Objective:
Each line that includes the string "your" counts once; give the total and nothing else.

Data section:
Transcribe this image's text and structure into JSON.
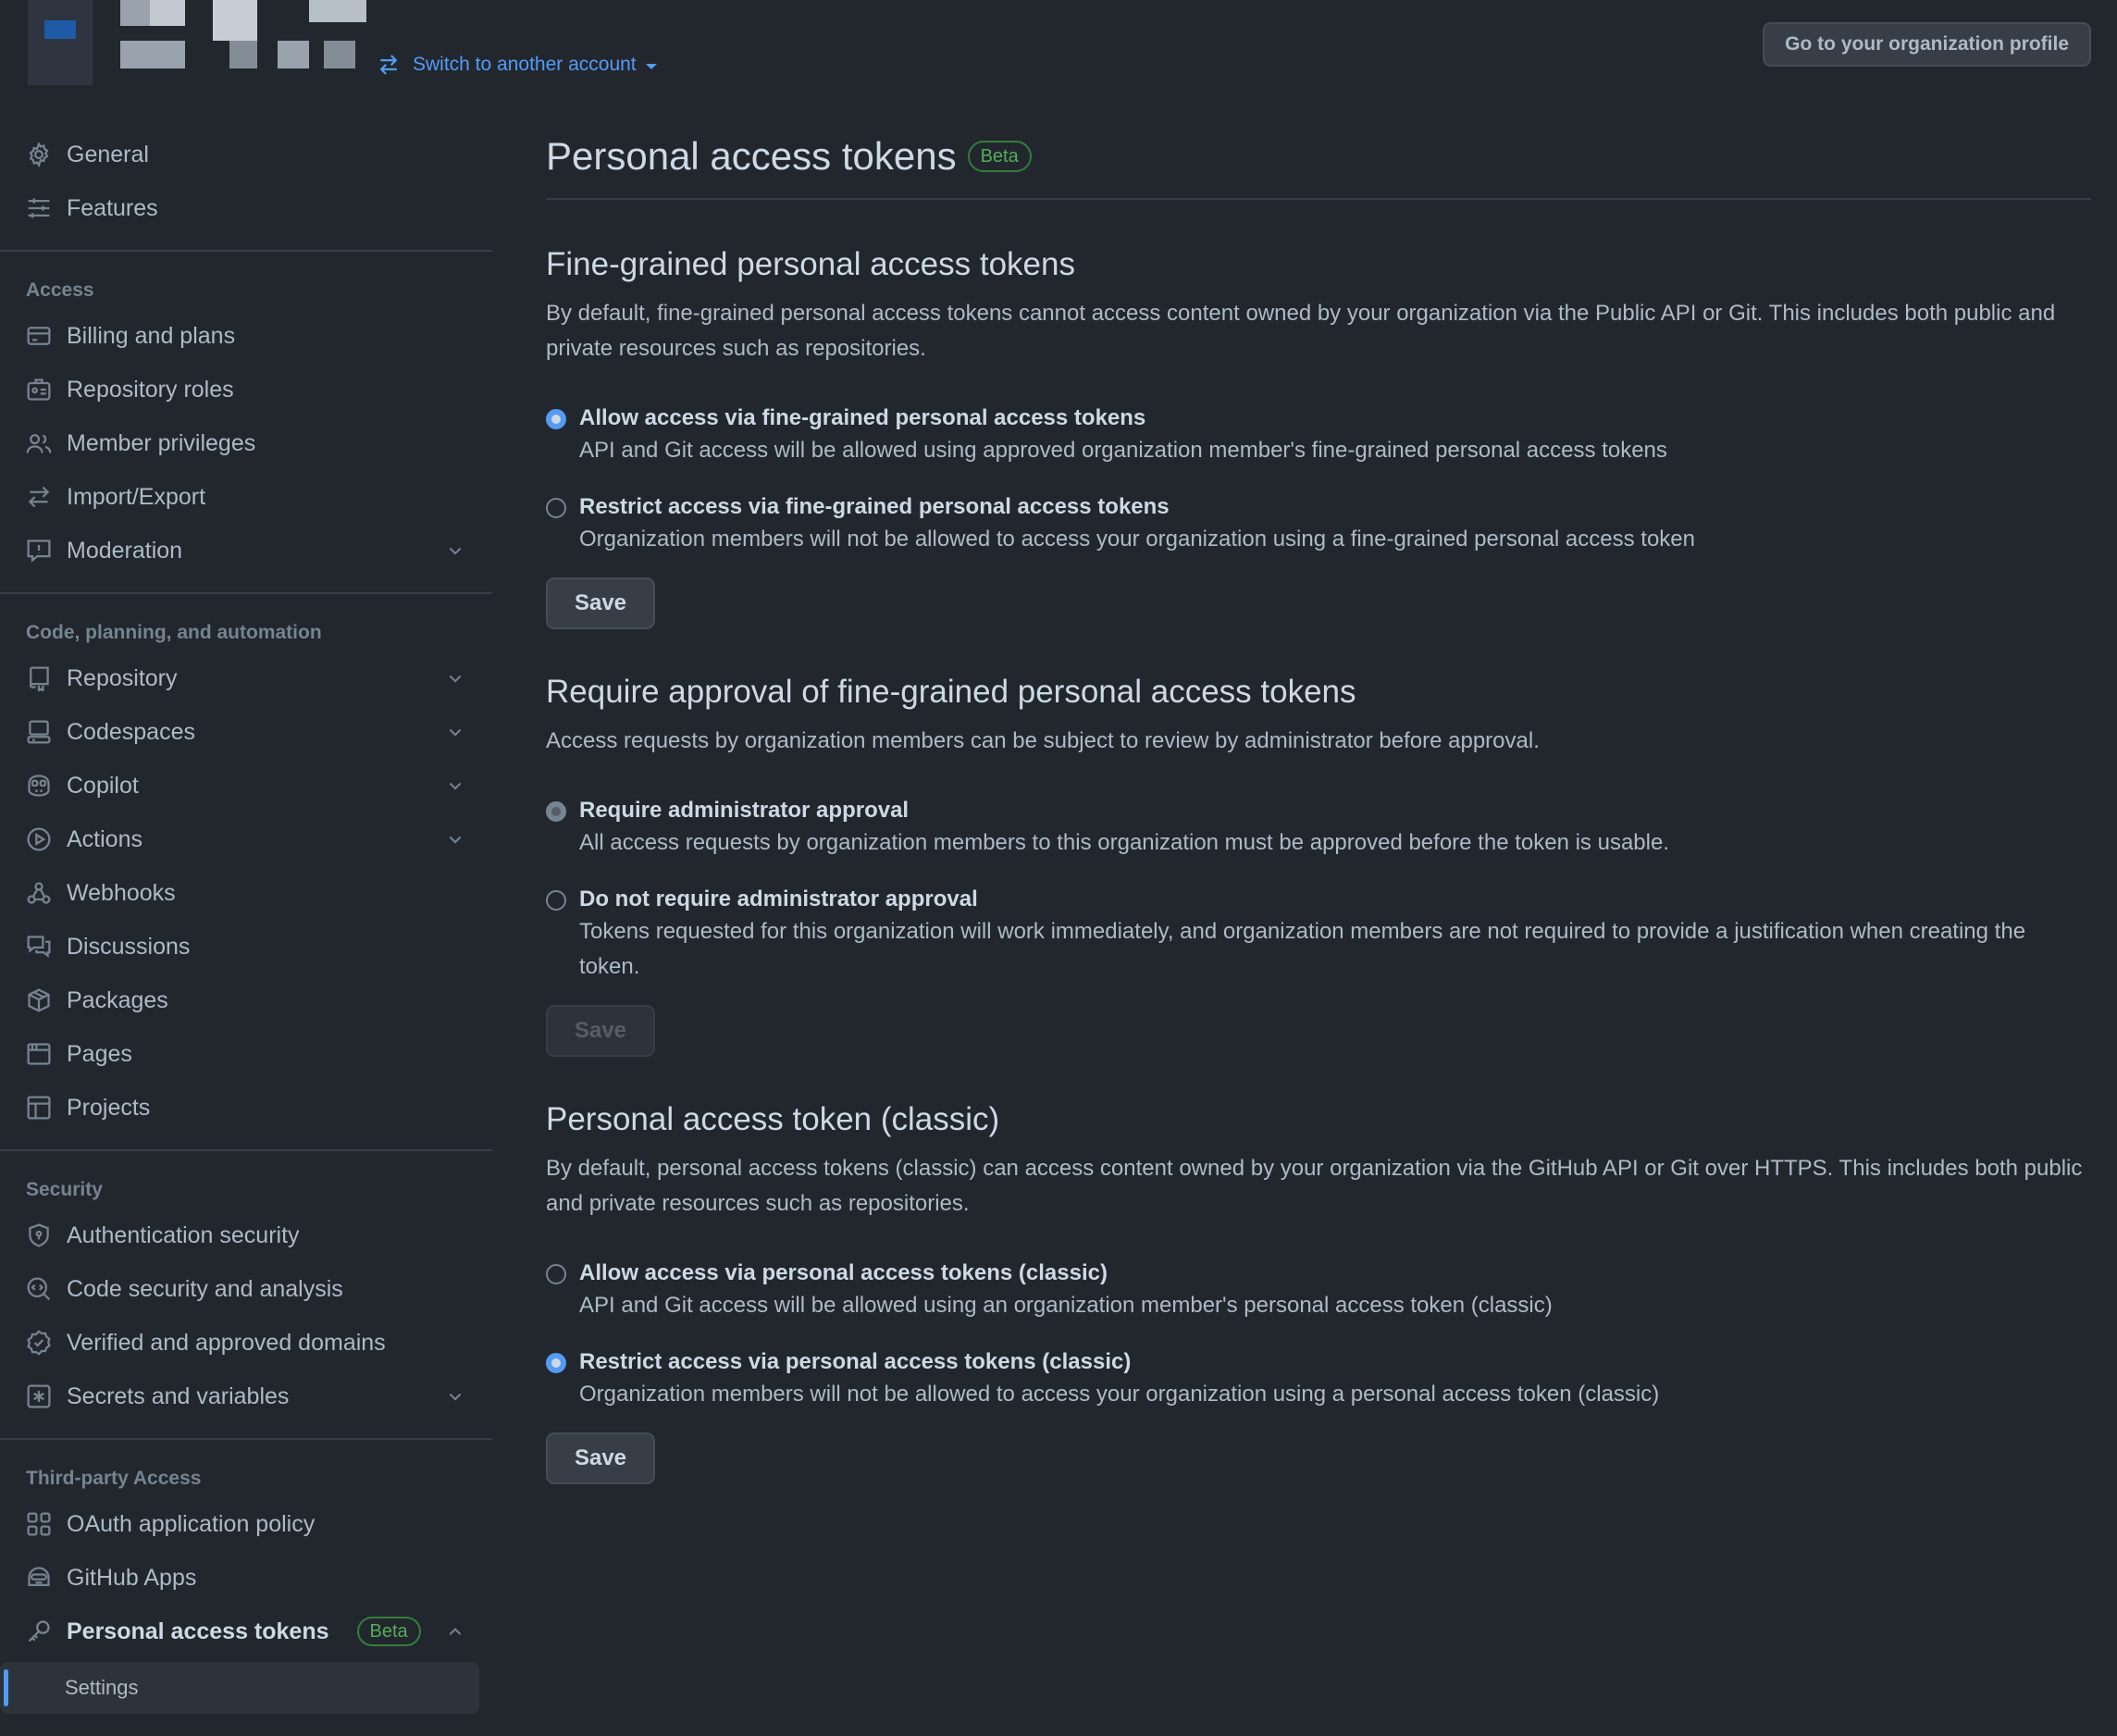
{
  "header": {
    "switch_account": "Switch to another account",
    "org_profile_button": "Go to your organization profile"
  },
  "sidebar": {
    "top_items": [
      {
        "label": "General",
        "icon": "gear-icon"
      },
      {
        "label": "Features",
        "icon": "sliders-icon"
      }
    ],
    "sections": [
      {
        "heading": "Access",
        "items": [
          {
            "label": "Billing and plans",
            "icon": "credit-card-icon"
          },
          {
            "label": "Repository roles",
            "icon": "id-badge-icon"
          },
          {
            "label": "Member privileges",
            "icon": "people-icon"
          },
          {
            "label": "Import/Export",
            "icon": "arrow-switch-icon"
          },
          {
            "label": "Moderation",
            "icon": "report-icon",
            "expandable": true
          }
        ]
      },
      {
        "heading": "Code, planning, and automation",
        "items": [
          {
            "label": "Repository",
            "icon": "repo-icon",
            "expandable": true
          },
          {
            "label": "Codespaces",
            "icon": "codespaces-icon",
            "expandable": true
          },
          {
            "label": "Copilot",
            "icon": "copilot-icon",
            "expandable": true
          },
          {
            "label": "Actions",
            "icon": "play-icon",
            "expandable": true
          },
          {
            "label": "Webhooks",
            "icon": "webhook-icon"
          },
          {
            "label": "Discussions",
            "icon": "comment-discussion-icon"
          },
          {
            "label": "Packages",
            "icon": "package-icon"
          },
          {
            "label": "Pages",
            "icon": "browser-icon"
          },
          {
            "label": "Projects",
            "icon": "table-icon"
          }
        ]
      },
      {
        "heading": "Security",
        "items": [
          {
            "label": "Authentication security",
            "icon": "shield-lock-icon"
          },
          {
            "label": "Code security and analysis",
            "icon": "codescan-icon"
          },
          {
            "label": "Verified and approved domains",
            "icon": "verified-icon"
          },
          {
            "label": "Secrets and variables",
            "icon": "asterisk-icon",
            "expandable": true
          }
        ]
      },
      {
        "heading": "Third-party Access",
        "items": [
          {
            "label": "OAuth application policy",
            "icon": "apps-icon"
          },
          {
            "label": "GitHub Apps",
            "icon": "hubot-icon"
          }
        ]
      }
    ],
    "pat_item": {
      "label": "Personal access tokens",
      "badge": "Beta",
      "icon": "key-icon"
    },
    "pat_sub": {
      "label": "Settings"
    }
  },
  "main": {
    "title": "Personal access tokens",
    "title_badge": "Beta",
    "fine_grained": {
      "title": "Fine-grained personal access tokens",
      "description": "By default, fine-grained personal access tokens cannot access content owned by your organization via the Public API or Git. This includes both public and private resources such as repositories.",
      "options": [
        {
          "label": "Allow access via fine-grained personal access tokens",
          "note": "API and Git access will be allowed using approved organization member's fine-grained personal access tokens",
          "checked": true
        },
        {
          "label": "Restrict access via fine-grained personal access tokens",
          "note": "Organization members will not be allowed to access your organization using a fine-grained personal access token",
          "checked": false
        }
      ],
      "save": "Save"
    },
    "approval": {
      "title": "Require approval of fine-grained personal access tokens",
      "description": "Access requests by organization members can be subject to review by administrator before approval.",
      "options": [
        {
          "label": "Require administrator approval",
          "note": "All access requests by organization members to this organization must be approved before the token is usable.",
          "checked": true
        },
        {
          "label": "Do not require administrator approval",
          "note": "Tokens requested for this organization will work immediately, and organization members are not required to provide a justification when creating the token.",
          "checked": false
        }
      ],
      "save": "Save"
    },
    "classic": {
      "title": "Personal access token (classic)",
      "description": "By default, personal access tokens (classic) can access content owned by your organization via the GitHub API or Git over HTTPS. This includes both public and private resources such as repositories.",
      "options": [
        {
          "label": "Allow access via personal access tokens (classic)",
          "note": "API and Git access will be allowed using an organization member's personal access token (classic)",
          "checked": false
        },
        {
          "label": "Restrict access via personal access tokens (classic)",
          "note": "Organization members will not be allowed to access your organization using a personal access token (classic)",
          "checked": true
        }
      ],
      "save": "Save"
    }
  },
  "colors": {
    "background": "#22272e",
    "accent": "#539bf5",
    "beta_green": "#57ab5a"
  }
}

Solution to the problem:
5